▸ **Assignment**
Show all lines of the listing that hold the word "phosphatase".

▸ **Extracted information**
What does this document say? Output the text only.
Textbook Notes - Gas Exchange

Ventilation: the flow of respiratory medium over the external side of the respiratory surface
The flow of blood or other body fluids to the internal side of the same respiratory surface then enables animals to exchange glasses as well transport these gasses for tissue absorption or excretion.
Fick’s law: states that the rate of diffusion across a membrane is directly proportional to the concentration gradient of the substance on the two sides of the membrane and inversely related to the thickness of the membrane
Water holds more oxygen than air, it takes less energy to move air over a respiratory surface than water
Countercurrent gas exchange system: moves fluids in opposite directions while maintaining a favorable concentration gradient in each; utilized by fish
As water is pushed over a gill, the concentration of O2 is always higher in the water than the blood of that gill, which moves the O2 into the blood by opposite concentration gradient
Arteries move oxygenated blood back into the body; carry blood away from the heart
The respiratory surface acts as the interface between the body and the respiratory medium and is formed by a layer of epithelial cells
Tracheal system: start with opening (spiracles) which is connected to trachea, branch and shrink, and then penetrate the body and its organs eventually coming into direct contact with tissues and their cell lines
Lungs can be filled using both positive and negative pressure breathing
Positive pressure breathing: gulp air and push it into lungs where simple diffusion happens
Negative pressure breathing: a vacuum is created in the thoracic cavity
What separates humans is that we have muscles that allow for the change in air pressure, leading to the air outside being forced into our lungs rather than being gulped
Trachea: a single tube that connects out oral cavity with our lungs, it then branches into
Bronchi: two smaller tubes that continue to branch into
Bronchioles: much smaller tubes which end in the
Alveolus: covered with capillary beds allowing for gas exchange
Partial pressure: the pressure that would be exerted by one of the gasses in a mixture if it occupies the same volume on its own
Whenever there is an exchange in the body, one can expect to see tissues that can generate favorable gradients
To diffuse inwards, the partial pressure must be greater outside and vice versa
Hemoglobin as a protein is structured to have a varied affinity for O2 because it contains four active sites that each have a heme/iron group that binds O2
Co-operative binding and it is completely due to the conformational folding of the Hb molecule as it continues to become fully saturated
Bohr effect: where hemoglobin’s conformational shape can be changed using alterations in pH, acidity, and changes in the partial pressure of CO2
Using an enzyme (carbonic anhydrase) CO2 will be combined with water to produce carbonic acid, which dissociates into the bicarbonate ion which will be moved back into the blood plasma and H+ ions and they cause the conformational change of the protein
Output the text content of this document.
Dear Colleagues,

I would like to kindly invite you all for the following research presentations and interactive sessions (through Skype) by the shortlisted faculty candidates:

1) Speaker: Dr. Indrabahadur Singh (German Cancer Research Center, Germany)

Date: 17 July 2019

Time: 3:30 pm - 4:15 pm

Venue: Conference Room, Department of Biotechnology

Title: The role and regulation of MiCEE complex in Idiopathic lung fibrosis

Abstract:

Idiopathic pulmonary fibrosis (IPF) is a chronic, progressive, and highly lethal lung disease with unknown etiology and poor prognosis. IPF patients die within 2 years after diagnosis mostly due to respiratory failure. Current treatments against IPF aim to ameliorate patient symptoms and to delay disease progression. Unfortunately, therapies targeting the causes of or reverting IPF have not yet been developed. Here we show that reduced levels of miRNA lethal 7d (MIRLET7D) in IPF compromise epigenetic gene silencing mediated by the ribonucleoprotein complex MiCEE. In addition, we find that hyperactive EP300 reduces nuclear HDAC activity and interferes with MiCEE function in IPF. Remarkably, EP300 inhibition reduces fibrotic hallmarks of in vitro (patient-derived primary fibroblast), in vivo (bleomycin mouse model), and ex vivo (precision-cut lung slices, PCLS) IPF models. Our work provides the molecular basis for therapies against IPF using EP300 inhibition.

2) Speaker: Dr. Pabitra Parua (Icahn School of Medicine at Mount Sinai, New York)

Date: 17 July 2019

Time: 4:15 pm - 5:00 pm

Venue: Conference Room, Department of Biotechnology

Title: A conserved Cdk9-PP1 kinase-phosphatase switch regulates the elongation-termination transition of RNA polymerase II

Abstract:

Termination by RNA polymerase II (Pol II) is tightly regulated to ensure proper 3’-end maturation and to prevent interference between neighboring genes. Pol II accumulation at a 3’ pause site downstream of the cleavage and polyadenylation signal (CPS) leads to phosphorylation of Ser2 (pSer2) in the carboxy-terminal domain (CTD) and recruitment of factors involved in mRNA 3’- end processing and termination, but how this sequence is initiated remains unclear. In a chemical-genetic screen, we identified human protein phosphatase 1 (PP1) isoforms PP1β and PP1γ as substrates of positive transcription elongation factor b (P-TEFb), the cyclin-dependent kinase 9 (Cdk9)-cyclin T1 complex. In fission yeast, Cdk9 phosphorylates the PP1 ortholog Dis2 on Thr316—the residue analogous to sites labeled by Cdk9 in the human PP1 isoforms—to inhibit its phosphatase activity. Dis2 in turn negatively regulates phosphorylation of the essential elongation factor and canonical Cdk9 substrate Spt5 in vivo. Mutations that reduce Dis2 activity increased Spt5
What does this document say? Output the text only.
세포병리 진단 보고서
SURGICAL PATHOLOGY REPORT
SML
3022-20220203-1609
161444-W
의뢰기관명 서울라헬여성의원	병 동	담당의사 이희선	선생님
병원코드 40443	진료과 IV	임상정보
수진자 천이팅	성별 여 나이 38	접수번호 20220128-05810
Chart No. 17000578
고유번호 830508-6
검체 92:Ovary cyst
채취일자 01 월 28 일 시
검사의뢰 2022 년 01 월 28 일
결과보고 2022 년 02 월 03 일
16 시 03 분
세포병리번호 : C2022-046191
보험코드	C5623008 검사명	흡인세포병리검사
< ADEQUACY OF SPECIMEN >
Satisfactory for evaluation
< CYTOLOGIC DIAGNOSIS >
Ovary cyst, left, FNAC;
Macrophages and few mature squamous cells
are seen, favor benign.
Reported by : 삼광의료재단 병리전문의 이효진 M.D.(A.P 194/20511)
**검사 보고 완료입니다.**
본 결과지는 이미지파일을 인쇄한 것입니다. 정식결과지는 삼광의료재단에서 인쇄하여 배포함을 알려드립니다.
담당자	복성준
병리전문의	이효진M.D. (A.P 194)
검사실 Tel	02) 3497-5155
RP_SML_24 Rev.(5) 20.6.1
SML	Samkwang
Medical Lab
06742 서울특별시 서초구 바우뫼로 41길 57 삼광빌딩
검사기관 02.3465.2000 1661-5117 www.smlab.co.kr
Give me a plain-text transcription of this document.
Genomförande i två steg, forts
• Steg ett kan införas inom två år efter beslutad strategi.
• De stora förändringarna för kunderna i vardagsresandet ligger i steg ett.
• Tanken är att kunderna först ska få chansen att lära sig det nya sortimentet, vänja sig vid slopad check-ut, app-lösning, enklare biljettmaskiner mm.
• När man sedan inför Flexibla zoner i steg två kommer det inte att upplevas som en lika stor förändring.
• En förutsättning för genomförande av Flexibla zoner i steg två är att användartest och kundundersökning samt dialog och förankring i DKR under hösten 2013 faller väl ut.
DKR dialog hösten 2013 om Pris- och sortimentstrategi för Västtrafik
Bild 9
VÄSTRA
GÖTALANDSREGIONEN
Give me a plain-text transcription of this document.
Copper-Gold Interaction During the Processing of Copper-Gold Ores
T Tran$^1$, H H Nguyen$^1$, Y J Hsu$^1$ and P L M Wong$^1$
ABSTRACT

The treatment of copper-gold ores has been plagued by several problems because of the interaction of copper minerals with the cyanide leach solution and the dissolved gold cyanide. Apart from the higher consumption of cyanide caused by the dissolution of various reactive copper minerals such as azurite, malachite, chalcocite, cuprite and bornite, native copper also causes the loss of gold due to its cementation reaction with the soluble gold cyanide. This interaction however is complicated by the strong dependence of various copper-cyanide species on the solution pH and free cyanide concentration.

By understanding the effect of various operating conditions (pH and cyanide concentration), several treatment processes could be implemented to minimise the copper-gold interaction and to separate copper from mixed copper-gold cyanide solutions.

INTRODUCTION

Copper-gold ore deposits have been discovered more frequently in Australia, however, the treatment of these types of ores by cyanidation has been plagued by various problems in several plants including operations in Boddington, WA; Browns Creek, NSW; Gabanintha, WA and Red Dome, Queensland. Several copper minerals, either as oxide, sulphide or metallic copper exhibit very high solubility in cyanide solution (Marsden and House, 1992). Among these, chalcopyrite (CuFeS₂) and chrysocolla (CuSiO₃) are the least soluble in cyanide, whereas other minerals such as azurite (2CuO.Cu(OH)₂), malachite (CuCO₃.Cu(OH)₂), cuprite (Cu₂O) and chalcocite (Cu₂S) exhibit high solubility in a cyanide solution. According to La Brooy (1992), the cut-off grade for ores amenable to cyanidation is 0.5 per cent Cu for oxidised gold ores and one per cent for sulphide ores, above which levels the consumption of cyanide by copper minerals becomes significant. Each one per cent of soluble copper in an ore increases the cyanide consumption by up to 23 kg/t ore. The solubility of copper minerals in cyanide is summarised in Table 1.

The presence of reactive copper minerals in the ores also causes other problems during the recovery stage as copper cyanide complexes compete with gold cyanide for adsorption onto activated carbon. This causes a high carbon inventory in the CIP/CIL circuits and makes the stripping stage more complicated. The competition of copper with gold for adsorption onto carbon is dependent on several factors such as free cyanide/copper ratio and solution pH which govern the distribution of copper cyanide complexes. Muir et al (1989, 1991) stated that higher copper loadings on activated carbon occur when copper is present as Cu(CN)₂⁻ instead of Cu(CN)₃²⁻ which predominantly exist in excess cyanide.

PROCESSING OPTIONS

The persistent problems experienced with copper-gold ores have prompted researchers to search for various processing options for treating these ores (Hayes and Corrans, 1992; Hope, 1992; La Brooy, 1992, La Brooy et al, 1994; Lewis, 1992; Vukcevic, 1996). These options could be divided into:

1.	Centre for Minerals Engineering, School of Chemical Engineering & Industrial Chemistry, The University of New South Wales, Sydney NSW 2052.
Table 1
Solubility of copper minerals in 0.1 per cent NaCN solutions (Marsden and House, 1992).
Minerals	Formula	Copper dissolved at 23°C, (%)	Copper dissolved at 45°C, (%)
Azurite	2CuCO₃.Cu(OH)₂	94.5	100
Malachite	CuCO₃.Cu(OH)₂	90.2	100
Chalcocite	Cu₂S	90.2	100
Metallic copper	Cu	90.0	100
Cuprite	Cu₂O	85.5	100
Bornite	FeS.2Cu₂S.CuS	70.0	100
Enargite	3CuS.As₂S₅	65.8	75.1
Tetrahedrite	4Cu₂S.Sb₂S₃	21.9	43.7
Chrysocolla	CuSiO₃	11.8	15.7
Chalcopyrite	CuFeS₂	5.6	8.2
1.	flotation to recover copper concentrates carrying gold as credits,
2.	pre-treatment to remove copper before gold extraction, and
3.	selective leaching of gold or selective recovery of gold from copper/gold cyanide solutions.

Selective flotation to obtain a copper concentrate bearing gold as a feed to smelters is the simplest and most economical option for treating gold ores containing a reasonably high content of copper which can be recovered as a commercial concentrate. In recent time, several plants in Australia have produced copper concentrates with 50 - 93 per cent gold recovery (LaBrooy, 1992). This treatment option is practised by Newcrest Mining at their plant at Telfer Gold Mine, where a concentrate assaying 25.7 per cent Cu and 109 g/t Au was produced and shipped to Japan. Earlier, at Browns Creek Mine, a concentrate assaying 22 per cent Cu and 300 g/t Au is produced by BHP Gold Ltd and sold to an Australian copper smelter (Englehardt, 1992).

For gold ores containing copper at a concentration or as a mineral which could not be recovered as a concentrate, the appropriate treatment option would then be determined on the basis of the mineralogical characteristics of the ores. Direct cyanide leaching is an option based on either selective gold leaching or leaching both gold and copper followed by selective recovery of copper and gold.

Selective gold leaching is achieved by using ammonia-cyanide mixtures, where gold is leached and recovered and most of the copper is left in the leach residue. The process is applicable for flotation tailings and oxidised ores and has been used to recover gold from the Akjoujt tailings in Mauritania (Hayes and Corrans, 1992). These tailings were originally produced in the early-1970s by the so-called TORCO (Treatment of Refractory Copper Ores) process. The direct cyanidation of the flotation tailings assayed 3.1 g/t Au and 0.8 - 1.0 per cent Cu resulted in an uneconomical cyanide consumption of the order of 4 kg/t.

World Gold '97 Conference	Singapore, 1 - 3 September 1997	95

▸ **Solution to this exercise**
Title: A conserved Cdk9-PP1 kinase-phosphatase switch regulates the elongation-termination transition of RNA polymerase II
Termination by RNA polymerase II (Pol II) is tightly regulated to ensure proper 3’-end maturation and to prevent interference between neighboring genes. Pol II accumulation at a 3’ pause site downstream of the cleavage and polyadenylation signal (CPS) leads to phosphorylation of Ser2 (pSer2) in the carboxy-terminal domain (CTD) and recruitment of factors involved in mRNA 3’- end processing and termination, but how this sequence is initiated remains unclear. In a chemical-genetic screen, we identified human protein phosphatase 1 (PP1) isoforms PP1β and PP1γ as substrates of positive transcription elongation factor b (P-TEFb), the cyclin-dependent kinase 9 (Cdk9)-cyclin T1 complex. In fission yeast, Cdk9 phosphorylates the PP1 ortholog Dis2 on Thr316—the residue analogous to sites labeled by Cdk9 in the human PP1 isoforms—to inhibit its phosphatase activity. Dis2 in turn negatively regulates phosphorylation of the essential elongation factor and canonical Cdk9 substrate Spt5 in vivo. Mutations that reduce Dis2 activity increased Spt5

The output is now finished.